| What you need to do |
From the listing below, extract every line in which the word "skills" appears.

[Data records]
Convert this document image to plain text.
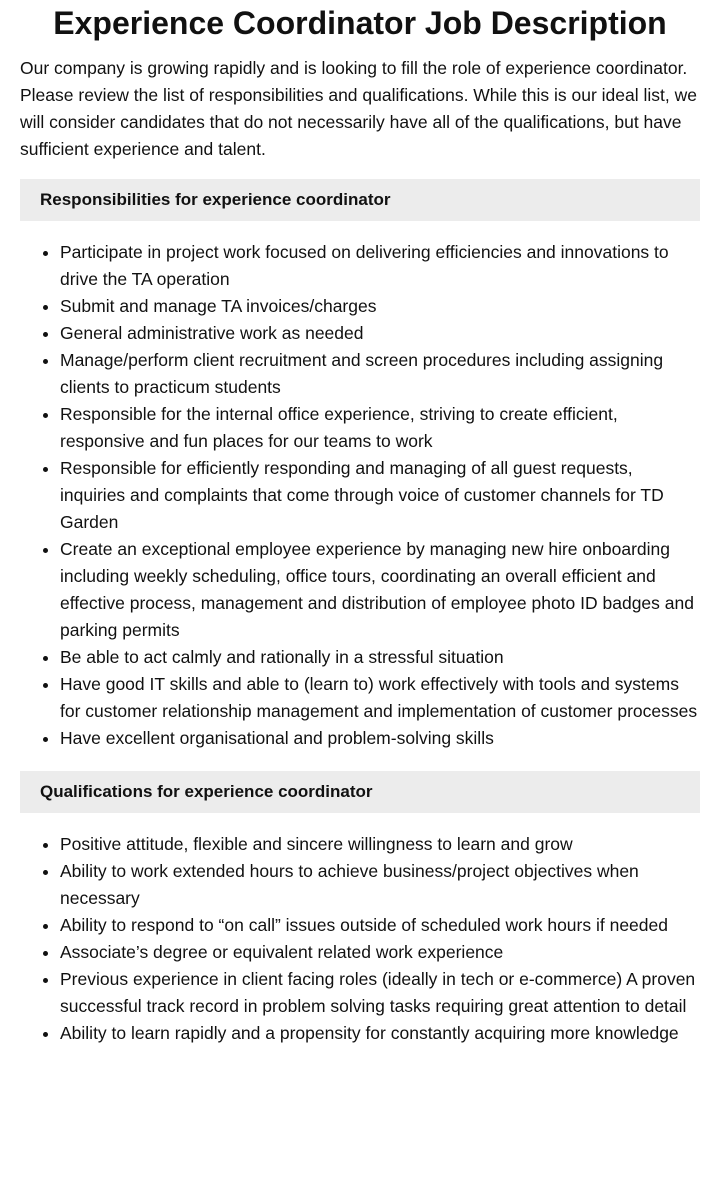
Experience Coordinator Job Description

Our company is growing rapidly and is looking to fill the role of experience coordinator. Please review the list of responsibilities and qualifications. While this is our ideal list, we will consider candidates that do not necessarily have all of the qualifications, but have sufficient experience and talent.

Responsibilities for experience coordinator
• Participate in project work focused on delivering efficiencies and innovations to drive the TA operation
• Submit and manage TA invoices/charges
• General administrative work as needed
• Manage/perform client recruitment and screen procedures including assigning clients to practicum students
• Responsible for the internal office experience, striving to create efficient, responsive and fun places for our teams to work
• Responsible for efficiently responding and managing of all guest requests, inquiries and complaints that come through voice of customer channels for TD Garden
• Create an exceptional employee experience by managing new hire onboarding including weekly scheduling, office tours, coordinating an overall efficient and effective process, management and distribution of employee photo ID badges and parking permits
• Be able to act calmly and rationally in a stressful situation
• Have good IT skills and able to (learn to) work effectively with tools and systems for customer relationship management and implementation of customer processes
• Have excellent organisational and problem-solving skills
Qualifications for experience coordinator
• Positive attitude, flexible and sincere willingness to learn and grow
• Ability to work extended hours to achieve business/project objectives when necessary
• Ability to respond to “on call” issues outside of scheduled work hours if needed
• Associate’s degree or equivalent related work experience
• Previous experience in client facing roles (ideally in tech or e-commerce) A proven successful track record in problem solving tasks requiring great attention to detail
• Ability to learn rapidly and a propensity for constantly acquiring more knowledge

| The response |
• Have good IT skills and able to (learn to) work effectively with tools and systems for customer relationship management and implementation of customer processes
• Have excellent organisational and problem-solving skills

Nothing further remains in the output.